Challenge. Can you write out all the lines word for word, with no pictures?

══ Entries shown

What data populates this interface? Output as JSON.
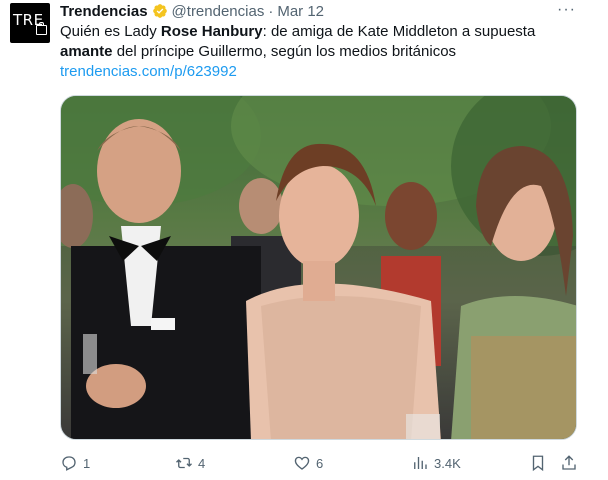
{
  "tweet": {
    "avatar_text": "TRE",
    "name": "Trendencias",
    "handle": "@trendencias",
    "separator": "·",
    "date": "Mar 12",
    "more": "···",
    "text": {
      "part1": "Quién es Lady ",
      "bold1": "Rose Hanbury",
      "part2": ": de amiga de Kate Middleton a supuesta ",
      "bold2": "amante",
      "part3": " del príncipe Guillermo, según los medios británicos",
      "link": "trendencias.com/p/623992"
    },
    "stats": {
      "replies": "1",
      "retweets": "4",
      "likes": "6",
      "views": "3.4K"
    },
    "icons": {
      "verified": "verified-badge-icon",
      "reply": "reply-icon",
      "retweet": "retweet-icon",
      "like": "heart-icon",
      "views": "views-chart-icon",
      "bookmark": "bookmark-icon",
      "share": "share-icon"
    },
    "colors": {
      "verified": "#f4c41f",
      "link": "#1d9bf0",
      "muted": "#536471"
    }
  }
}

════

Task solution.
What data populates this interface? Output as JSON.
{
  "tweet": {
    "avatar_text": "TRE",
    "name": "Trendencias",
    "handle": "@trendencias",
    "separator": "·",
    "date": "Mar 12",
    "more": "···",
    "text": {
      "part1": "Quién es Lady ",
      "bold1": "Rose Hanbury",
      "part2": ": de amiga de Kate Middleton a supuesta ",
      "bold2": "amante",
      "part3": " del príncipe Guillermo, según los medios británicos",
      "link": "trendencias.com/p/623992"
    },
    "stats": {
      "replies": "1",
      "retweets": "4",
      "likes": "6",
      "views": "3.4K"
    },
    "icons": {
      "verified": "verified-badge-icon",
      "reply": "reply-icon",
      "retweet": "retweet-icon",
      "like": "heart-icon",
      "views": "views-chart-icon",
      "bookmark": "bookmark-icon",
      "share": "share-icon"
    },
    "colors": {
      "verified": "#f4c41f",
      "link": "#1d9bf0",
      "muted": "#536471"
    }
  }
}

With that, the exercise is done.